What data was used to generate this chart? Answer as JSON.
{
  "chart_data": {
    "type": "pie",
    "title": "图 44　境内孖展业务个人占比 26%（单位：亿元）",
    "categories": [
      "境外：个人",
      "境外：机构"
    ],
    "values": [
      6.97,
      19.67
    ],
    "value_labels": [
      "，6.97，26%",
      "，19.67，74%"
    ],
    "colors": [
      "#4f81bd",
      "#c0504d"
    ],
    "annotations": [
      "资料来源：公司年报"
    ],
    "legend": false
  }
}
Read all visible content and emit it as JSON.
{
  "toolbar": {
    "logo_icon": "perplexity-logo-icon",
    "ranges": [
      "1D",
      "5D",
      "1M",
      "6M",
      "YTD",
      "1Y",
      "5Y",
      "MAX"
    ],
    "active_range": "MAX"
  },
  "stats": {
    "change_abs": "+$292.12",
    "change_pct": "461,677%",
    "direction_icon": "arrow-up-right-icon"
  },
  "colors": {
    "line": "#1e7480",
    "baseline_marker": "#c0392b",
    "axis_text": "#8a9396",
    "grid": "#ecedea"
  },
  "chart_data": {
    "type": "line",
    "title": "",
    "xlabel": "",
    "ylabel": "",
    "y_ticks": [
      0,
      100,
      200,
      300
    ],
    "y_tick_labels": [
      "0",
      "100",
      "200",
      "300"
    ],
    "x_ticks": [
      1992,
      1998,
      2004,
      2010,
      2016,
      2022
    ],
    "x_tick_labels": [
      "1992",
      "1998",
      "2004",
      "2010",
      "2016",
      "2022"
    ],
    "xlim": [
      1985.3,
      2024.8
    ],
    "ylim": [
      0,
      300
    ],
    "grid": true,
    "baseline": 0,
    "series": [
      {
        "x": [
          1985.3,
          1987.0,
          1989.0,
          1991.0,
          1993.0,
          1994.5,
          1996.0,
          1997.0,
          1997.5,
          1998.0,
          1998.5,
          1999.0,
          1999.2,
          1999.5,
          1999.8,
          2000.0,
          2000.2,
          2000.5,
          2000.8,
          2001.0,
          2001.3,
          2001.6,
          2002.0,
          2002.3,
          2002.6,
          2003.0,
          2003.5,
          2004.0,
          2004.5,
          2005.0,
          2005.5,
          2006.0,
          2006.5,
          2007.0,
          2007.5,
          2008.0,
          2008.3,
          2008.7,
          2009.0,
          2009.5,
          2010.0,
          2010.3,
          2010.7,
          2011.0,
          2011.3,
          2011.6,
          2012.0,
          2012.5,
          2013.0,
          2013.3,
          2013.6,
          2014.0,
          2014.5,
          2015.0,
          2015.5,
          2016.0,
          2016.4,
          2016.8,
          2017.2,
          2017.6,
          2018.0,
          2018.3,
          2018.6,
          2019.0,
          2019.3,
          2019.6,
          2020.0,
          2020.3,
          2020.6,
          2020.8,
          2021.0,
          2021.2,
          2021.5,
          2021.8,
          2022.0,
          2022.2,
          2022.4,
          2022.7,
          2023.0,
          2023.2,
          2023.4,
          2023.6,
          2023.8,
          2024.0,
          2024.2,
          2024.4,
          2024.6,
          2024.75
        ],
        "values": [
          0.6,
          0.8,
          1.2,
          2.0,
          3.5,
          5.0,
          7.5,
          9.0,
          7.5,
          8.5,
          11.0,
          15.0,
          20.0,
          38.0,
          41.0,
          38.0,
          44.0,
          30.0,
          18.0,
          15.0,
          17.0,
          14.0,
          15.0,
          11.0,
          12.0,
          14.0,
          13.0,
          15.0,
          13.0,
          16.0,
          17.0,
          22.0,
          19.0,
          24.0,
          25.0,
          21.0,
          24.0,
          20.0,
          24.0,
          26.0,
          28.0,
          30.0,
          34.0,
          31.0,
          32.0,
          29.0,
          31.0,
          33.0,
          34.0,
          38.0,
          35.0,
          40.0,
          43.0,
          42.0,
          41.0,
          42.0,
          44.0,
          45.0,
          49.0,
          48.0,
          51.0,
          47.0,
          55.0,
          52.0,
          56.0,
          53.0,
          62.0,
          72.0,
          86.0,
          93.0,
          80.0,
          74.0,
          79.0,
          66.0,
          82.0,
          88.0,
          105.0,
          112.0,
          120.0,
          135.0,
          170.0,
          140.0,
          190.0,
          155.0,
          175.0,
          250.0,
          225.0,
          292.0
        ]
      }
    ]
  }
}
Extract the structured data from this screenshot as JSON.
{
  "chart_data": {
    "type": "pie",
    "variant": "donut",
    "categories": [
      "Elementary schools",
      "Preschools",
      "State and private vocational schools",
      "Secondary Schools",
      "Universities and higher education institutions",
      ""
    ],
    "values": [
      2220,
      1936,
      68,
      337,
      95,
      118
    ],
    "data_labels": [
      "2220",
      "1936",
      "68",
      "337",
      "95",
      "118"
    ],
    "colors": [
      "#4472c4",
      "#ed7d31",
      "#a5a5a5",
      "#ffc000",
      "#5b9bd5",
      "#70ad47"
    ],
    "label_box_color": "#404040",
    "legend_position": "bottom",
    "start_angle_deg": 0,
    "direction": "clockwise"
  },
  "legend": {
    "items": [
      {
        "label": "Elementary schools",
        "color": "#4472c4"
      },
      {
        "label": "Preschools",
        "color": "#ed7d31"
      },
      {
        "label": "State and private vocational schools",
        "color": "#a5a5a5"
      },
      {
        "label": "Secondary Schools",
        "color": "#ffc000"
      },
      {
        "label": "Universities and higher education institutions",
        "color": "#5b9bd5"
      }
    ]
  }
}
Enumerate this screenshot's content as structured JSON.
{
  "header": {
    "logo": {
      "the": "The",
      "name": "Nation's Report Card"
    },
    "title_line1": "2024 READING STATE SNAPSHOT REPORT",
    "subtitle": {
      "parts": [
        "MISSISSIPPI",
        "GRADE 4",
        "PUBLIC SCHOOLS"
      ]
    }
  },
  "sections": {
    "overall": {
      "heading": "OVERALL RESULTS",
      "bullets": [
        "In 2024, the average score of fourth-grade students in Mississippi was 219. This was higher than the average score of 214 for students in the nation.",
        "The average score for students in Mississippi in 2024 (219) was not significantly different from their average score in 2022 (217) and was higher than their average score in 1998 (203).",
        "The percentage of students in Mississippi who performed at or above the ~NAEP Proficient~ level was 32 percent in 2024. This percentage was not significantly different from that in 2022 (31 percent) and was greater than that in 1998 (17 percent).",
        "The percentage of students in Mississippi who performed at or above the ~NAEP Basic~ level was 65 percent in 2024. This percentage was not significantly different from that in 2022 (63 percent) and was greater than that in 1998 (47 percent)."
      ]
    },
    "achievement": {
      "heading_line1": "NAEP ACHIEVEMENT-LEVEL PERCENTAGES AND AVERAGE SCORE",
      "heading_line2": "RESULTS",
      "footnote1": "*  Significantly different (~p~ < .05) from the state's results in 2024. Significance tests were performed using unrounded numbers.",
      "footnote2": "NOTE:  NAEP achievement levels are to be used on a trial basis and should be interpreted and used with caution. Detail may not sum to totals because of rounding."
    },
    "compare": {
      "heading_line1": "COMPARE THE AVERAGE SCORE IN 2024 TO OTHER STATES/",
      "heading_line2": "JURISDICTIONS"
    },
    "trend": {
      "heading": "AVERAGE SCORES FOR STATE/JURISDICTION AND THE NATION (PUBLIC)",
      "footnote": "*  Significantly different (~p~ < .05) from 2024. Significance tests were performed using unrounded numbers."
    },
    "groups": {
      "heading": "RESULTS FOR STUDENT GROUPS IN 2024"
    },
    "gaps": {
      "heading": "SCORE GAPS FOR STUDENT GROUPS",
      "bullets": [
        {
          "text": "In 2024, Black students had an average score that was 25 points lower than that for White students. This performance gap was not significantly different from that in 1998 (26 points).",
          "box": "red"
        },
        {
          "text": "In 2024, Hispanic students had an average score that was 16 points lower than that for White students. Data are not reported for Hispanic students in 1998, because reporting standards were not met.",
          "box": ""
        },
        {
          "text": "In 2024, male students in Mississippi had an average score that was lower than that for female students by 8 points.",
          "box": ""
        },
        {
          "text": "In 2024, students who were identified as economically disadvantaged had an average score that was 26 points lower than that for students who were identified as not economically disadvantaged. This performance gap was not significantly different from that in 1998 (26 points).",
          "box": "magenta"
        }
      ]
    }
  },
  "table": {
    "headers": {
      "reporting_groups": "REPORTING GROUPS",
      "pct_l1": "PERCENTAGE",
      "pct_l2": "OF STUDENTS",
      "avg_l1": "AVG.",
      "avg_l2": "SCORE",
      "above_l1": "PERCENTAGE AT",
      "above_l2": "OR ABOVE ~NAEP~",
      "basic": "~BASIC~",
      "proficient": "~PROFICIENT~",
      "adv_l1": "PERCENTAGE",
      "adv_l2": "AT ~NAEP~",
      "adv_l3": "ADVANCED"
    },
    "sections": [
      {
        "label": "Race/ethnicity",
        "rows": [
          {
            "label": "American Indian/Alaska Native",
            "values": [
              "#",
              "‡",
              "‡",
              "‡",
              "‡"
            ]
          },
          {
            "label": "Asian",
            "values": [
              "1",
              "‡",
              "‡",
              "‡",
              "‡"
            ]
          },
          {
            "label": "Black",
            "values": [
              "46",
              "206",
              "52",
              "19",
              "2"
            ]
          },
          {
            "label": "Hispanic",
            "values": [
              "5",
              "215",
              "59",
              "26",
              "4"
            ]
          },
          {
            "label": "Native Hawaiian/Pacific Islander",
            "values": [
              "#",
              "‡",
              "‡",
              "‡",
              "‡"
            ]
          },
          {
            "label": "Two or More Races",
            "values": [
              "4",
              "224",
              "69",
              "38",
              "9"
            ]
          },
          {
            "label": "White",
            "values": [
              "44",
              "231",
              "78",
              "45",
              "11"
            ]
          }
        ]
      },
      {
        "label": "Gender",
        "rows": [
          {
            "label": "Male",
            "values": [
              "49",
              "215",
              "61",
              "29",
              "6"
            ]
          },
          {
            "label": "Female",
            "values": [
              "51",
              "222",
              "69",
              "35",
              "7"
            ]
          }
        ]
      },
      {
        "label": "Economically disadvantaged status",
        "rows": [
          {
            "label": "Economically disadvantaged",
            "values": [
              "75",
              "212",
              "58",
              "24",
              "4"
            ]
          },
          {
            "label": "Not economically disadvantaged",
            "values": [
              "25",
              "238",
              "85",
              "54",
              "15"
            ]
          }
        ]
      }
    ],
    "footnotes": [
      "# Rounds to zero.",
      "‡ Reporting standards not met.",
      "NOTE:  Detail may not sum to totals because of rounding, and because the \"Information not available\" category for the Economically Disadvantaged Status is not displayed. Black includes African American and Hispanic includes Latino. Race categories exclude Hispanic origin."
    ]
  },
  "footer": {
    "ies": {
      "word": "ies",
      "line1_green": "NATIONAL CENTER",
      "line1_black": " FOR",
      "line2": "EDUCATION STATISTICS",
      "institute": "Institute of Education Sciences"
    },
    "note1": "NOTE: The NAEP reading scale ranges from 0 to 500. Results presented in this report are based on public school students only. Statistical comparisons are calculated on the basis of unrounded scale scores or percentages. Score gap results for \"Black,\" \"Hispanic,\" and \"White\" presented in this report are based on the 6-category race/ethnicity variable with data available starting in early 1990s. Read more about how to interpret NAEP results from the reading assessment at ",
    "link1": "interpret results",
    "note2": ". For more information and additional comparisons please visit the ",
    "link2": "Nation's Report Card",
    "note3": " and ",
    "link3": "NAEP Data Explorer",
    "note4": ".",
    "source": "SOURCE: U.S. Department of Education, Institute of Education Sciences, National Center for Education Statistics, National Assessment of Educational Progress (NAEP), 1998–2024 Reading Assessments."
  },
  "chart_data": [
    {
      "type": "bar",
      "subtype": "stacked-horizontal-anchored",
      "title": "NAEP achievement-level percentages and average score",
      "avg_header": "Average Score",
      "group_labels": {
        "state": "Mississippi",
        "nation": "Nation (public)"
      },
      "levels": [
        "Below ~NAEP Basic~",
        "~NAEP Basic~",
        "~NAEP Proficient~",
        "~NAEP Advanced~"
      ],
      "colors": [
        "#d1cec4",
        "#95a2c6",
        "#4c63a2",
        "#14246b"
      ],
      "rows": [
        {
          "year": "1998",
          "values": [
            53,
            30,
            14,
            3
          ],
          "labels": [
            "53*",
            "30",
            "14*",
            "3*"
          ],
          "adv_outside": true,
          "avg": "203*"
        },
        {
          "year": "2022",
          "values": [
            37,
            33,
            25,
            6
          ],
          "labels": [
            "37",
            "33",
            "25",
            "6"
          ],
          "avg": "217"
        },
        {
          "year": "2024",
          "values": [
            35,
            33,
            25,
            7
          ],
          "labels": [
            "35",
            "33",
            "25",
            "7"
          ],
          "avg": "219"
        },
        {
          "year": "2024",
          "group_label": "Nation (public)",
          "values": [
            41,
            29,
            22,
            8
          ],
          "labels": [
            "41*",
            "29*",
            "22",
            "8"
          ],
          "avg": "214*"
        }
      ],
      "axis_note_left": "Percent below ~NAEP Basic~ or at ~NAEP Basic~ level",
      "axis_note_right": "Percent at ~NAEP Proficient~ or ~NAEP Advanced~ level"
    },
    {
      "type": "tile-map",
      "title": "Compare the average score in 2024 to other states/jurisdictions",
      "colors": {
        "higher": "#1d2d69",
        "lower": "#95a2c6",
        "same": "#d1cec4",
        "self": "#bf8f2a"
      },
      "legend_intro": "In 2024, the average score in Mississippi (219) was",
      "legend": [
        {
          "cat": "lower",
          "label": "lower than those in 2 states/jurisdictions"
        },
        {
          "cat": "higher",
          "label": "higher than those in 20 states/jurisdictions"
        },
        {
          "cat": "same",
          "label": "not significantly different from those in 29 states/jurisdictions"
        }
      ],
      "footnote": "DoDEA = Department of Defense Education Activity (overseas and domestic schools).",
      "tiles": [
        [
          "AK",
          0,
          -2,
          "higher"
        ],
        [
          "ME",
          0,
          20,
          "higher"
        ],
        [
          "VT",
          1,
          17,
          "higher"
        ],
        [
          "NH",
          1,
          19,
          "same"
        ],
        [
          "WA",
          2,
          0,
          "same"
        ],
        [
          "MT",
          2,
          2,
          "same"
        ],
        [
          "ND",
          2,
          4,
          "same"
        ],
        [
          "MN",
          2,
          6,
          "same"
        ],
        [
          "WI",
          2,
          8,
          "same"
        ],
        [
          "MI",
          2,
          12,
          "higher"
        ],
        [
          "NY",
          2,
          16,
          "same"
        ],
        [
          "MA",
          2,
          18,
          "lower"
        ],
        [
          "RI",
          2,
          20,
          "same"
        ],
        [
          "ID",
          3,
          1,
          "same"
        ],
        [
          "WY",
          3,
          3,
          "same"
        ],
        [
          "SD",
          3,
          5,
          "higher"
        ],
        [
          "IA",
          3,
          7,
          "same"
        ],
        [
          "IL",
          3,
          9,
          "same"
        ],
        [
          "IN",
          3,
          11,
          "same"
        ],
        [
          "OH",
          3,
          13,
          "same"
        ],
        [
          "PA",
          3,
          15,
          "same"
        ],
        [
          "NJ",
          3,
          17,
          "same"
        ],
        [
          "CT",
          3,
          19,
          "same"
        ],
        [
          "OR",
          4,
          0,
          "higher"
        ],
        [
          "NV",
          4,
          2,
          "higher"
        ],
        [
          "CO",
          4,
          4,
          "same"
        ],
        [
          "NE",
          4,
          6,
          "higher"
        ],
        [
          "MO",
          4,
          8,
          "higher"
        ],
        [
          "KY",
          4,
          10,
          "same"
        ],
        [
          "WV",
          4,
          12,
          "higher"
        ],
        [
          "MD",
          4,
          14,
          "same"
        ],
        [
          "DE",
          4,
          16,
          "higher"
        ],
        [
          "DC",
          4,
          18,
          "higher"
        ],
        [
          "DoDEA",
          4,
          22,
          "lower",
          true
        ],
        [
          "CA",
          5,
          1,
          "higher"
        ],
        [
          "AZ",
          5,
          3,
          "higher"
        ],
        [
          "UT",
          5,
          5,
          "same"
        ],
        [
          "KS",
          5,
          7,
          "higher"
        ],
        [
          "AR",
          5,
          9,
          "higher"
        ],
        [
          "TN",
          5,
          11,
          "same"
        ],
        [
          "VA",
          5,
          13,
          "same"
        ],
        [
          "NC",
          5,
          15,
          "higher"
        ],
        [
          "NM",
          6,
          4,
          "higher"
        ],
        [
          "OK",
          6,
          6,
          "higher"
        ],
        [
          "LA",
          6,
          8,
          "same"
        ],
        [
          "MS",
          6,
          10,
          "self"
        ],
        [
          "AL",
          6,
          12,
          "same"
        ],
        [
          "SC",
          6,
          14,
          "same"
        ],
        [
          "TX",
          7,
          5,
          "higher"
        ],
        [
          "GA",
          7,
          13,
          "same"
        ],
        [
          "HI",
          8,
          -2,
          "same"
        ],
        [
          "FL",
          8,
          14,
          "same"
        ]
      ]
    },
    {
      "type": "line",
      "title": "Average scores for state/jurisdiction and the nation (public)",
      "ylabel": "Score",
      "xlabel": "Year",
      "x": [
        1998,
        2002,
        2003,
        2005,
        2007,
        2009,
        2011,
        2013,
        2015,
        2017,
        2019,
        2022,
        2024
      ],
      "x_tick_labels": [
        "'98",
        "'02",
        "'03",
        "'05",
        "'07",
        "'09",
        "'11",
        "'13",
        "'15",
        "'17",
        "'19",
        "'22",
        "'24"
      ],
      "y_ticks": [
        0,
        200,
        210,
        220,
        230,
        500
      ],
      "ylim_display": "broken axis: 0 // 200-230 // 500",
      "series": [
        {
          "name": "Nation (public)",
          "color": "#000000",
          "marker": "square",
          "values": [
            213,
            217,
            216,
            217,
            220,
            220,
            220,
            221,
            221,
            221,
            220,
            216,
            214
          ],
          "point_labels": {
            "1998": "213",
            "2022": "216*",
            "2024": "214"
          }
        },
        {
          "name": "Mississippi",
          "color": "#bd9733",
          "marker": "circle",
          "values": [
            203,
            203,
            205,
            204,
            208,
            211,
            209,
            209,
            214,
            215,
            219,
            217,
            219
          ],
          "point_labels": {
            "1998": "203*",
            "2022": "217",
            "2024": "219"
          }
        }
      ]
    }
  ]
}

⁂

Exercise objective — Sift through the entries and copy every line with "name".

Task solution —
      "name": "Nation's Report Card"
          "name": "Nation (public)",
          "name": "Mississippi",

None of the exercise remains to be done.